((

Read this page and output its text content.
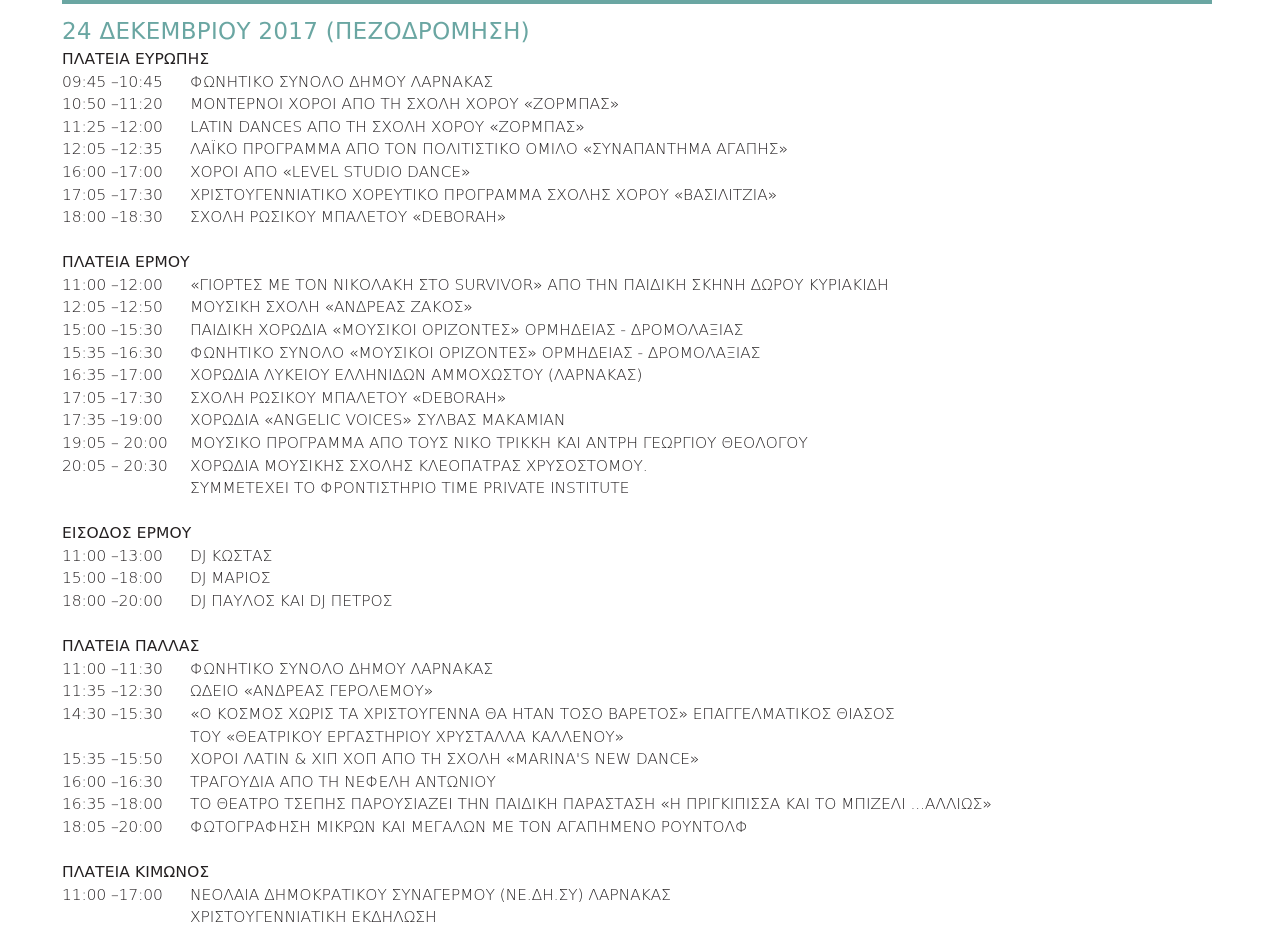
24 ΔΕΚΕΜΒΡΙΟΥ 2017 (ΠΕΖΟΔΡΟΜΗΣΗ)
ΠΛΑΤΕΙΑ ΕΥΡΩΠΗΣ
09:45 –10:45	ΦΩΝΗΤΙΚΟ ΣΥΝΟΛΟ ΔΗΜΟΥ ΛΑΡΝΑΚΑΣ
10:50 –11:20	ΜΟΝΤΕΡΝΟΙ ΧΟΡΟΙ ΑΠΟ ΤΗ ΣΧΟΛΗ ΧΟΡΟΥ «ΖΟΡΜΠΑΣ»
11:25 –12:00	LATIN DANCES ΑΠΟ ΤΗ ΣΧΟΛΗ ΧΟΡΟΥ «ΖΟΡΜΠΑΣ»
12:05 –12:35	ΛΑΪΚΟ ΠΡΟΓΡΑΜΜΑ ΑΠΟ ΤΟΝ ΠΟΛΙΤΙΣΤΙΚΟ ΟΜΙΛΟ «ΣΥΝΑΠΑΝΤΗΜΑ ΑΓΑΠΗΣ»
16:00 –17:00	ΧΟΡΟΙ ΑΠΟ «LEVEL STUDIO DANCE»
17:05 –17:30	ΧΡΙΣΤΟΥΓΕΝΝΙΑΤΙΚΟ ΧΟΡΕΥΤΙΚΟ ΠΡΟΓΡΑΜΜΑ ΣΧΟΛΗΣ ΧΟΡΟΥ «ΒΑΣΙΛΙΤΖΙΑ»
18:00 –18:30	ΣΧΟΛΗ ΡΩΣΙΚΟΥ ΜΠΑΛΕΤΟΥ «DEBORAH»
ΠΛΑΤΕΙΑ ΕΡΜΟΥ
11:00 –12:00	«ΓΙΟΡΤΕΣ ΜΕ ΤΟΝ ΝΙΚΟΛΑΚΗ ΣΤΟ SURVIVOR» ΑΠΟ ΤΗΝ ΠΑΙΔΙΚΗ ΣΚΗΝΗ ΔΩΡΟΥ ΚΥΡΙΑΚΙΔΗ
12:05 –12:50	ΜΟΥΣΙΚΗ ΣΧΟΛΗ «ΑΝΔΡΕΑΣ ΖΑΚΟΣ»
15:00 –15:30	ΠΑΙΔΙΚΗ ΧΟΡΩΔΙΑ «ΜΟΥΣΙΚΟΙ ΟΡΙΖΟΝΤΕΣ» ΟΡΜΗΔΕΙΑΣ - ΔΡΟΜΟΛΑΞΙΑΣ
15:35 –16:30	ΦΩΝΗΤΙΚΟ ΣΥΝΟΛΟ «ΜΟΥΣΙΚΟΙ ΟΡΙΖΟΝΤΕΣ» ΟΡΜΗΔΕΙΑΣ - ΔΡΟΜΟΛΑΞΙΑΣ
16:35 –17:00	ΧΟΡΩΔΙΑ ΛΥΚΕΙΟΥ ΕΛΛΗΝΙΔΩΝ ΑΜΜΟΧΩΣΤΟΥ (ΛΑΡΝΑΚΑΣ)
17:05 –17:30	ΣΧΟΛΗ ΡΩΣΙΚΟΥ ΜΠΑΛΕΤΟΥ «DEBORAH»
17:35 –19:00	ΧΟΡΩΔΙΑ «ANGELIC VOICES» ΣΥΛΒΑΣ ΜΑΚΑΜΙΑΝ
19:05 – 20:00	ΜΟΥΣΙΚΟ ΠΡΟΓΡΑΜΜΑ ΑΠΟ ΤΟΥΣ ΝΙΚΟ ΤΡΙΚΚΗ ΚΑΙ ΑΝΤΡΗ ΓΕΩΡΓΙΟΥ ΘΕΟΛΟΓΟΥ
20:05 – 20:30	ΧΟΡΩΔΙΑ ΜΟΥΣΙΚΗΣ ΣΧΟΛΗΣ ΚΛΕΟΠΑΤΡΑΣ ΧΡΥΣΟΣΤΟΜΟΥ.
ΣΥΜΜΕΤΕΧΕΙ ΤΟ ΦΡΟΝΤΙΣΤΗΡΙΟ TIME PRIVATE INSTITUTE
ΕΙΣΟΔΟΣ ΕΡΜΟΥ
11:00 –13:00	DJ ΚΩΣΤΑΣ
15:00 –18:00	DJ ΜΑΡΙΟΣ
18:00 –20:00	DJ ΠΑΥΛΟΣ ΚΑΙ DJ ΠΕΤΡΟΣ
ΠΛΑΤΕΙΑ ΠΑΛΛΑΣ
11:00 –11:30	ΦΩΝΗΤΙΚΟ ΣΥΝΟΛΟ ΔΗΜΟΥ ΛΑΡΝΑΚΑΣ
11:35 –12:30	ΩΔΕΙΟ «ΑΝΔΡΕΑΣ ΓΕΡΟΛΕΜΟΥ»
14:30 –15:30	«Ο ΚΟΣΜΟΣ ΧΩΡΙΣ ΤΑ ΧΡΙΣΤΟΥΓΕΝΝΑ ΘΑ ΗΤΑΝ ΤΟΣΟ ΒΑΡΕΤΟΣ» ΕΠΑΓΓΕΛΜΑΤΙΚΟΣ ΘΙΑΣΟΣ
ΤΟΥ «ΘΕΑΤΡΙΚΟΥ ΕΡΓΑΣΤΗΡΙΟΥ ΧΡΥΣΤΑΛΛΑ ΚΑΛΛΕΝΟΥ»
15:35 –15:50	ΧΟΡΟΙ ΛΑΤΙΝ & ΧΙΠ ΧΟΠ ΑΠΟ ΤΗ ΣΧΟΛΗ «MARINA'S NEW DANCE»
16:00 –16:30	ΤΡΑΓΟΥΔΙΑ ΑΠΟ ΤΗ ΝΕΦΕΛΗ ΑΝΤΩΝΙΟΥ
16:35 –18:00	ΤΟ ΘΕΑΤΡΟ ΤΣΕΠΗΣ ΠΑΡΟΥΣΙΑΖΕΙ ΤΗΝ ΠΑΙΔΙΚΗ ΠΑΡΑΣΤΑΣΗ «Η ΠΡΙΓΚΙΠΙΣΣΑ ΚΑΙ ΤΟ ΜΠΙΖΕΛΙ ...ΑΛΛΙΩΣ»
18:05 –20:00	ΦΩΤΟΓΡΑΦΗΣΗ ΜΙΚΡΩΝ ΚΑΙ ΜΕΓΑΛΩΝ ΜΕ ΤΟΝ ΑΓΑΠΗΜΕΝΟ ΡΟΥΝΤΟΛΦ
ΠΛΑΤΕΙΑ ΚΙΜΩΝΟΣ
11:00 –17:00	ΝΕΟΛΑΙΑ ΔΗΜΟΚΡΑΤΙΚΟΥ ΣΥΝΑΓΕΡΜΟΥ (ΝΕ.ΔΗ.ΣΥ) ΛΑΡΝΑΚΑΣ
ΧΡΙΣΤΟΥΓΕΝΝΙΑΤΙΚΗ ΕΚΔΗΛΩΣΗ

))

- **Written task**
The records shown above are to be repeated exactly, with the pictures left out.

- **Completed exercise**
Read this page and output its text content.
24 ΔΕΚΕΜΒΡΙΟΥ 2017 (ΠΕΖΟΔΡΟΜΗΣΗ)
ΠΛΑΤΕΙΑ ΕΥΡΩΠΗΣ
09:45 –10:45	ΦΩΝΗΤΙΚΟ ΣΥΝΟΛΟ ΔΗΜΟΥ ΛΑΡΝΑΚΑΣ
10:50 –11:20	ΜΟΝΤΕΡΝΟΙ ΧΟΡΟΙ ΑΠΟ ΤΗ ΣΧΟΛΗ ΧΟΡΟΥ «ΖΟΡΜΠΑΣ»
11:25 –12:00	LATIN DANCES ΑΠΟ ΤΗ ΣΧΟΛΗ ΧΟΡΟΥ «ΖΟΡΜΠΑΣ»
12:05 –12:35	ΛΑΪΚΟ ΠΡΟΓΡΑΜΜΑ ΑΠΟ ΤΟΝ ΠΟΛΙΤΙΣΤΙΚΟ ΟΜΙΛΟ «ΣΥΝΑΠΑΝΤΗΜΑ ΑΓΑΠΗΣ»
16:00 –17:00	ΧΟΡΟΙ ΑΠΟ «LEVEL STUDIO DANCE»
17:05 –17:30	ΧΡΙΣΤΟΥΓΕΝΝΙΑΤΙΚΟ ΧΟΡΕΥΤΙΚΟ ΠΡΟΓΡΑΜΜΑ ΣΧΟΛΗΣ ΧΟΡΟΥ «ΒΑΣΙΛΙΤΖΙΑ»
18:00 –18:30	ΣΧΟΛΗ ΡΩΣΙΚΟΥ ΜΠΑΛΕΤΟΥ «DEBORAH»
ΠΛΑΤΕΙΑ ΕΡΜΟΥ
11:00 –12:00	«ΓΙΟΡΤΕΣ ΜΕ ΤΟΝ ΝΙΚΟΛΑΚΗ ΣΤΟ SURVIVOR» ΑΠΟ ΤΗΝ ΠΑΙΔΙΚΗ ΣΚΗΝΗ ΔΩΡΟΥ ΚΥΡΙΑΚΙΔΗ
12:05 –12:50	ΜΟΥΣΙΚΗ ΣΧΟΛΗ «ΑΝΔΡΕΑΣ ΖΑΚΟΣ»
15:00 –15:30	ΠΑΙΔΙΚΗ ΧΟΡΩΔΙΑ «ΜΟΥΣΙΚΟΙ ΟΡΙΖΟΝΤΕΣ» ΟΡΜΗΔΕΙΑΣ - ΔΡΟΜΟΛΑΞΙΑΣ
15:35 –16:30	ΦΩΝΗΤΙΚΟ ΣΥΝΟΛΟ «ΜΟΥΣΙΚΟΙ ΟΡΙΖΟΝΤΕΣ» ΟΡΜΗΔΕΙΑΣ - ΔΡΟΜΟΛΑΞΙΑΣ
16:35 –17:00	ΧΟΡΩΔΙΑ ΛΥΚΕΙΟΥ ΕΛΛΗΝΙΔΩΝ ΑΜΜΟΧΩΣΤΟΥ (ΛΑΡΝΑΚΑΣ)
17:05 –17:30	ΣΧΟΛΗ ΡΩΣΙΚΟΥ ΜΠΑΛΕΤΟΥ «DEBORAH»
17:35 –19:00	ΧΟΡΩΔΙΑ «ANGELIC VOICES» ΣΥΛΒΑΣ ΜΑΚΑΜΙΑΝ
19:05 – 20:00	ΜΟΥΣΙΚΟ ΠΡΟΓΡΑΜΜΑ ΑΠΟ ΤΟΥΣ ΝΙΚΟ ΤΡΙΚΚΗ ΚΑΙ ΑΝΤΡΗ ΓΕΩΡΓΙΟΥ ΘΕΟΛΟΓΟΥ
20:05 – 20:30	ΧΟΡΩΔΙΑ ΜΟΥΣΙΚΗΣ ΣΧΟΛΗΣ ΚΛΕΟΠΑΤΡΑΣ ΧΡΥΣΟΣΤΟΜΟΥ.
ΣΥΜΜΕΤΕΧΕΙ ΤΟ ΦΡΟΝΤΙΣΤΗΡΙΟ TIME PRIVATE INSTITUTE
ΕΙΣΟΔΟΣ ΕΡΜΟΥ
11:00 –13:00	DJ ΚΩΣΤΑΣ
15:00 –18:00	DJ ΜΑΡΙΟΣ
18:00 –20:00	DJ ΠΑΥΛΟΣ ΚΑΙ DJ ΠΕΤΡΟΣ
ΠΛΑΤΕΙΑ ΠΑΛΛΑΣ
11:00 –11:30	ΦΩΝΗΤΙΚΟ ΣΥΝΟΛΟ ΔΗΜΟΥ ΛΑΡΝΑΚΑΣ
11:35 –12:30	ΩΔΕΙΟ «ΑΝΔΡΕΑΣ ΓΕΡΟΛΕΜΟΥ»
14:30 –15:30	«Ο ΚΟΣΜΟΣ ΧΩΡΙΣ ΤΑ ΧΡΙΣΤΟΥΓΕΝΝΑ ΘΑ ΗΤΑΝ ΤΟΣΟ ΒΑΡΕΤΟΣ» ΕΠΑΓΓΕΛΜΑΤΙΚΟΣ ΘΙΑΣΟΣ
ΤΟΥ «ΘΕΑΤΡΙΚΟΥ ΕΡΓΑΣΤΗΡΙΟΥ ΧΡΥΣΤΑΛΛΑ ΚΑΛΛΕΝΟΥ»
15:35 –15:50	ΧΟΡΟΙ ΛΑΤΙΝ & ΧΙΠ ΧΟΠ ΑΠΟ ΤΗ ΣΧΟΛΗ «MARINA'S NEW DANCE»
16:00 –16:30	ΤΡΑΓΟΥΔΙΑ ΑΠΟ ΤΗ ΝΕΦΕΛΗ ΑΝΤΩΝΙΟΥ
16:35 –18:00	ΤΟ ΘΕΑΤΡΟ ΤΣΕΠΗΣ ΠΑΡΟΥΣΙΑΖΕΙ ΤΗΝ ΠΑΙΔΙΚΗ ΠΑΡΑΣΤΑΣΗ «Η ΠΡΙΓΚΙΠΙΣΣΑ ΚΑΙ ΤΟ ΜΠΙΖΕΛΙ ...ΑΛΛΙΩΣ»
18:05 –20:00	ΦΩΤΟΓΡΑΦΗΣΗ ΜΙΚΡΩΝ ΚΑΙ ΜΕΓΑΛΩΝ ΜΕ ΤΟΝ ΑΓΑΠΗΜΕΝΟ ΡΟΥΝΤΟΛΦ
ΠΛΑΤΕΙΑ ΚΙΜΩΝΟΣ
11:00 –17:00	ΝΕΟΛΑΙΑ ΔΗΜΟΚΡΑΤΙΚΟΥ ΣΥΝΑΓΕΡΜΟΥ (ΝΕ.ΔΗ.ΣΥ) ΛΑΡΝΑΚΑΣ
ΧΡΙΣΤΟΥΓΕΝΝΙΑΤΙΚΗ ΕΚΔΗΛΩΣΗ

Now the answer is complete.